Records from a dataset
========================

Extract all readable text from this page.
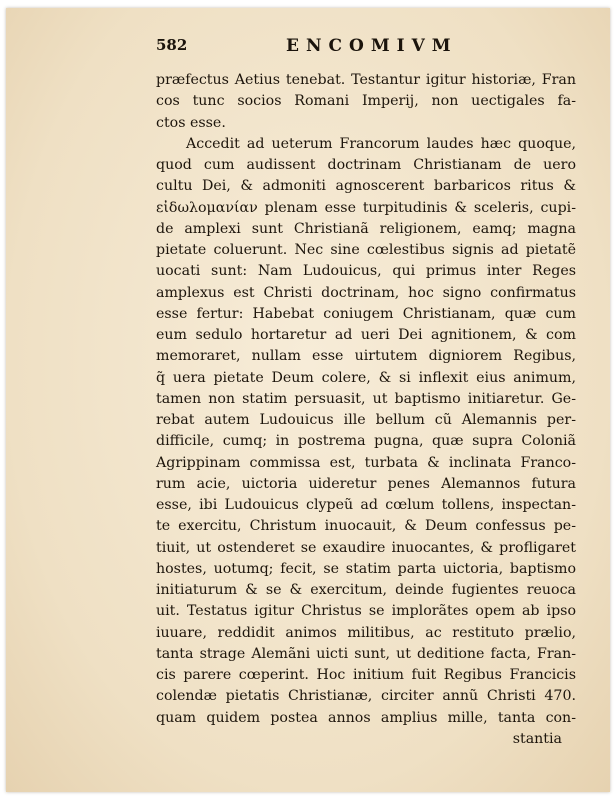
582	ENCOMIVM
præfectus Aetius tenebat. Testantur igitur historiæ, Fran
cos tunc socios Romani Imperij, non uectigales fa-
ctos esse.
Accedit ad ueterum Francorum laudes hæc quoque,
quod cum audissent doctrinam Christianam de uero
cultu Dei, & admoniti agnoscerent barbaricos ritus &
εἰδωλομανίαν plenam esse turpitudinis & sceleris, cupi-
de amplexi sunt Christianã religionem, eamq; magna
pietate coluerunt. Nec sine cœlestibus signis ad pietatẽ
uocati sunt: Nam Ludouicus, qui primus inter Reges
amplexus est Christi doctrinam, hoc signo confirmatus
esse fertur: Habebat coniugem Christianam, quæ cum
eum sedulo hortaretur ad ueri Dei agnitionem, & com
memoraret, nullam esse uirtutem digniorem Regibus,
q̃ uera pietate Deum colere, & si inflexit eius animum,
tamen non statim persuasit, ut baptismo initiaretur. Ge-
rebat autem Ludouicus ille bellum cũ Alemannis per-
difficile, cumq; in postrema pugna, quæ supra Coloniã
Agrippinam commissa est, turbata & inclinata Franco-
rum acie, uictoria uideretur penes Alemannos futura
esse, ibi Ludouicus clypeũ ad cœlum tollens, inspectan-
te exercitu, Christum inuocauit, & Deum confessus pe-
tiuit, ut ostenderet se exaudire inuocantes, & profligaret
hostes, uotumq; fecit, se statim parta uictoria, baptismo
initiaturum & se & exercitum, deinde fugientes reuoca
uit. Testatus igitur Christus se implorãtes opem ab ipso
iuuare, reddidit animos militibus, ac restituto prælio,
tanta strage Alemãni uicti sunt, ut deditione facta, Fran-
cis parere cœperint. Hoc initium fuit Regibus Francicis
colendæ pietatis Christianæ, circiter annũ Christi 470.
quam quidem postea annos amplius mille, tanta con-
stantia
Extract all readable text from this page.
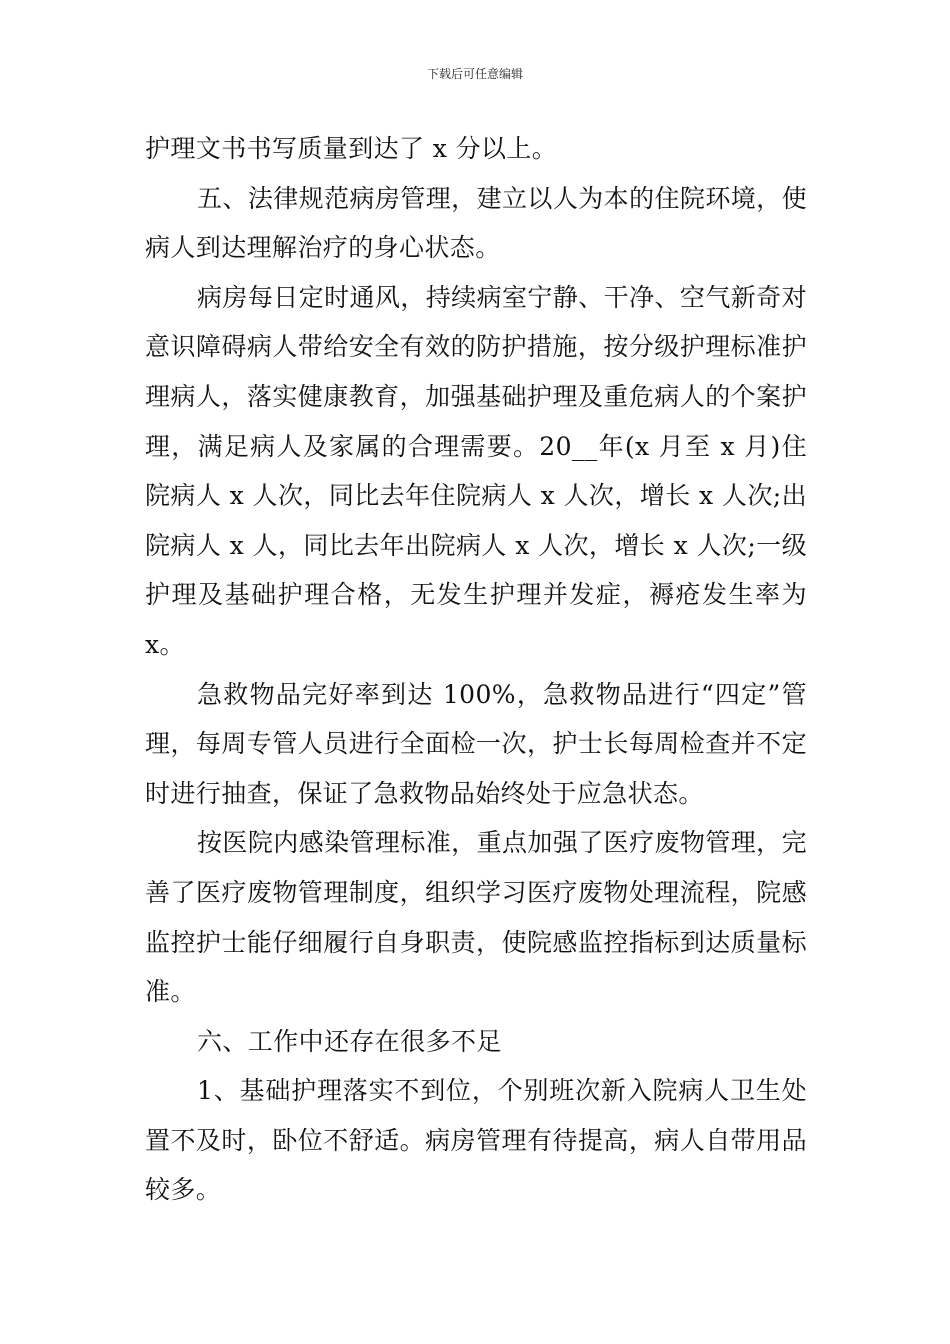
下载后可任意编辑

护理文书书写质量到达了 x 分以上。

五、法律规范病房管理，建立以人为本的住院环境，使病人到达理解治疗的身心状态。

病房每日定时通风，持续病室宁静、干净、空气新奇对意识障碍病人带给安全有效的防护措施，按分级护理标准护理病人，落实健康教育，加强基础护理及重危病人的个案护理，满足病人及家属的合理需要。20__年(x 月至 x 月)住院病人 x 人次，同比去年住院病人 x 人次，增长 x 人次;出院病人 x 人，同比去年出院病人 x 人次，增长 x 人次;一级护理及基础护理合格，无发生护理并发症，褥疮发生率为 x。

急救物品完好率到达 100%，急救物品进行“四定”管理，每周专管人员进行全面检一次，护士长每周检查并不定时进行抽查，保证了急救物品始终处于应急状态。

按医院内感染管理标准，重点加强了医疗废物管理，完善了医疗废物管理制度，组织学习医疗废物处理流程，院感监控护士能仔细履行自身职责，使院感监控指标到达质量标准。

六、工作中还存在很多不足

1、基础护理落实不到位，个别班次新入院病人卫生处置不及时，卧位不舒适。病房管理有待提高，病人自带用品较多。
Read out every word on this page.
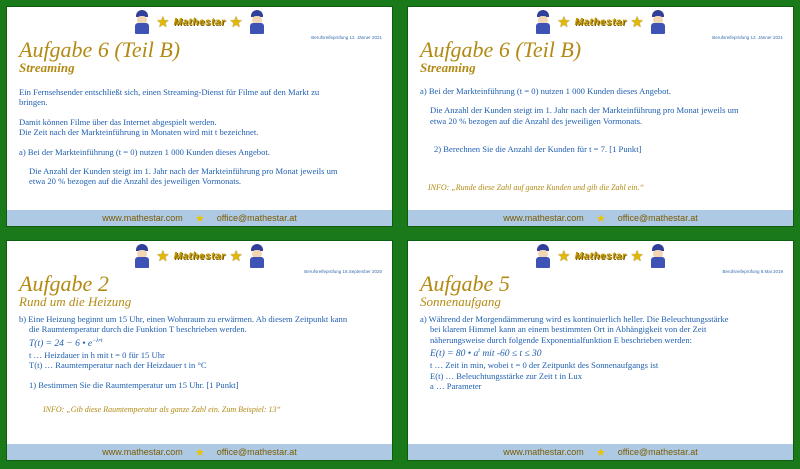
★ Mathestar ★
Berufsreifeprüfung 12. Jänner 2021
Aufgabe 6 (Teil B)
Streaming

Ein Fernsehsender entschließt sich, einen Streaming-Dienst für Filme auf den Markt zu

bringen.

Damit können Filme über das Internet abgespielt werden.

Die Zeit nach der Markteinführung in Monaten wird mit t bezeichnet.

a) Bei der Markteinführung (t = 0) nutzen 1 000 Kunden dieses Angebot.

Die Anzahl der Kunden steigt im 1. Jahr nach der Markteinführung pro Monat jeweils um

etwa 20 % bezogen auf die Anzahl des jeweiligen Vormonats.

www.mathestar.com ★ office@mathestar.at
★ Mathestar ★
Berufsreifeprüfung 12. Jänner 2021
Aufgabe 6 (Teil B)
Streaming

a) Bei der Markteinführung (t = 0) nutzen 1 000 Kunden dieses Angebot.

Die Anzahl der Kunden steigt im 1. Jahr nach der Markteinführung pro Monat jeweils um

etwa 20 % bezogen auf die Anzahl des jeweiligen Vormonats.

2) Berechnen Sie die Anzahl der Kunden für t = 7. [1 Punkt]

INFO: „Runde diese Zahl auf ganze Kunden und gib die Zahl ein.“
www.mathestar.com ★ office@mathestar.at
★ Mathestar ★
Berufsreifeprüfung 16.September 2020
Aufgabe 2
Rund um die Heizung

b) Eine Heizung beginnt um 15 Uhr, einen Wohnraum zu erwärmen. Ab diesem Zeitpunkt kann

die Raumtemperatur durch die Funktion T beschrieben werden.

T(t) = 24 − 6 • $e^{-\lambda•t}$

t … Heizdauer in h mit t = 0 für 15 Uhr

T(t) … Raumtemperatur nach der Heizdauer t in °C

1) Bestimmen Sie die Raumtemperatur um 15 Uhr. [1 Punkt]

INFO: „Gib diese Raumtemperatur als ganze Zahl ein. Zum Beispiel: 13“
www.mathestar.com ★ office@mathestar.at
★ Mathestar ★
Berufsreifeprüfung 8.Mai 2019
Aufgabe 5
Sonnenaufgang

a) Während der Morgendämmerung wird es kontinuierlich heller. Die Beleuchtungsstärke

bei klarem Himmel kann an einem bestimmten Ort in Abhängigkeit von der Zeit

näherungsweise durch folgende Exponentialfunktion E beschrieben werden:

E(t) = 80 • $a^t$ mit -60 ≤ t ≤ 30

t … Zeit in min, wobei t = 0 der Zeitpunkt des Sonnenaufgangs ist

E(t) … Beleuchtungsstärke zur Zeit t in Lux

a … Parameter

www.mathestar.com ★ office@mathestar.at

========================

Work to complete: The records above must be transcribed exactly. Pictures are left out of the copy.

The reply:
Extract all readable text from this page.
582	ENCOMIVM
præfectus Aetius tenebat. Testantur igitur historiæ, Fran
cos tunc socios Romani Imperij, non uectigales fa-
ctos esse.
Accedit ad ueterum Francorum laudes hæc quoque,
quod cum audissent doctrinam Christianam de uero
cultu Dei, & admoniti agnoscerent barbaricos ritus &
εἰδωλομανίαν plenam esse turpitudinis & sceleris, cupi-
de amplexi sunt Christianã religionem, eamq; magna
pietate coluerunt. Nec sine cœlestibus signis ad pietatẽ
uocati sunt: Nam Ludouicus, qui primus inter Reges
amplexus est Christi doctrinam, hoc signo confirmatus
esse fertur: Habebat coniugem Christianam, quæ cum
eum sedulo hortaretur ad ueri Dei agnitionem, & com
memoraret, nullam esse uirtutem digniorem Regibus,
q̃ uera pietate Deum colere, & si inflexit eius animum,
tamen non statim persuasit, ut baptismo initiaretur. Ge-
rebat autem Ludouicus ille bellum cũ Alemannis per-
difficile, cumq; in postrema pugna, quæ supra Coloniã
Agrippinam commissa est, turbata & inclinata Franco-
rum acie, uictoria uideretur penes Alemannos futura
esse, ibi Ludouicus clypeũ ad cœlum tollens, inspectan-
te exercitu, Christum inuocauit, & Deum confessus pe-
tiuit, ut ostenderet se exaudire inuocantes, & profligaret
hostes, uotumq; fecit, se statim parta uictoria, baptismo
initiaturum & se & exercitum, deinde fugientes reuoca
uit. Testatus igitur Christus se implorãtes opem ab ipso
iuuare, reddidit animos militibus, ac restituto prælio,
tanta strage Alemãni uicti sunt, ut deditione facta, Fran-
cis parere cœperint. Hoc initium fuit Regibus Francicis
colendæ pietatis Christianæ, circiter annũ Christi 470.
quam quidem postea annos amplius mille, tanta con-
stantia
Extract all readable text from this page.
下载后可任意编辑

护理文书书写质量到达了 x 分以上。

五、法律规范病房管理，建立以人为本的住院环境，使病人到达理解治疗的身心状态。

病房每日定时通风，持续病室宁静、干净、空气新奇对意识障碍病人带给安全有效的防护措施，按分级护理标准护理病人，落实健康教育，加强基础护理及重危病人的个案护理，满足病人及家属的合理需要。20__年(x 月至 x 月)住院病人 x 人次，同比去年住院病人 x 人次，增长 x 人次;出院病人 x 人，同比去年出院病人 x 人次，增长 x 人次;一级护理及基础护理合格，无发生护理并发症，褥疮发生率为 x。

急救物品完好率到达 100%，急救物品进行“四定”管理，每周专管人员进行全面检一次，护士长每周检查并不定时进行抽查，保证了急救物品始终处于应急状态。

按医院内感染管理标准，重点加强了医疗废物管理，完善了医疗废物管理制度，组织学习医疗废物处理流程，院感监控护士能仔细履行自身职责，使院感监控指标到达质量标准。

六、工作中还存在很多不足

1、基础护理落实不到位，个别班次新入院病人卫生处置不及时，卧位不舒适。病房管理有待提高，病人自带用品较多。
Read out every word on this page.
★ Mathestar ★
Berufsreifeprüfung 12. Jänner 2021
Aufgabe 6 (Teil B)
Streaming

Ein Fernsehsender entschließt sich, einen Streaming-Dienst für Filme auf den Markt zu

bringen.

Damit können Filme über das Internet abgespielt werden.

Die Zeit nach der Markteinführung in Monaten wird mit t bezeichnet.

a) Bei der Markteinführung (t = 0) nutzen 1 000 Kunden dieses Angebot.

Die Anzahl der Kunden steigt im 1. Jahr nach der Markteinführung pro Monat jeweils um

etwa 20 % bezogen auf die Anzahl des jeweiligen Vormonats.

www.mathestar.com ★ office@mathestar.at
★ Mathestar ★
Berufsreifeprüfung 12. Jänner 2021
Aufgabe 6 (Teil B)
Streaming

a) Bei der Markteinführung (t = 0) nutzen 1 000 Kunden dieses Angebot.

Die Anzahl der Kunden steigt im 1. Jahr nach der Markteinführung pro Monat jeweils um

etwa 20 % bezogen auf die Anzahl des jeweiligen Vormonats.

2) Berechnen Sie die Anzahl der Kunden für t = 7. [1 Punkt]

INFO: „Runde diese Zahl auf ganze Kunden und gib die Zahl ein.“
www.mathestar.com ★ office@mathestar.at
★ Mathestar ★
Berufsreifeprüfung 16.September 2020
Aufgabe 2
Rund um die Heizung

b) Eine Heizung beginnt um 15 Uhr, einen Wohnraum zu erwärmen. Ab diesem Zeitpunkt kann

die Raumtemperatur durch die Funktion T beschrieben werden.

T(t) = 24 − 6 • $e^{-\lambda•t}$

t … Heizdauer in h mit t = 0 für 15 Uhr

T(t) … Raumtemperatur nach der Heizdauer t in °C

1) Bestimmen Sie die Raumtemperatur um 15 Uhr. [1 Punkt]

INFO: „Gib diese Raumtemperatur als ganze Zahl ein. Zum Beispiel: 13“
www.mathestar.com ★ office@mathestar.at
★ Mathestar ★
Berufsreifeprüfung 8.Mai 2019
Aufgabe 5
Sonnenaufgang

a) Während der Morgendämmerung wird es kontinuierlich heller. Die Beleuchtungsstärke

bei klarem Himmel kann an einem bestimmten Ort in Abhängigkeit von der Zeit

näherungsweise durch folgende Exponentialfunktion E beschrieben werden:

E(t) = 80 • $a^t$ mit -60 ≤ t ≤ 30

t … Zeit in min, wobei t = 0 der Zeitpunkt des Sonnenaufgangs ist

E(t) … Beleuchtungsstärke zur Zeit t in Lux

a … Parameter

www.mathestar.com ★ office@mathestar.at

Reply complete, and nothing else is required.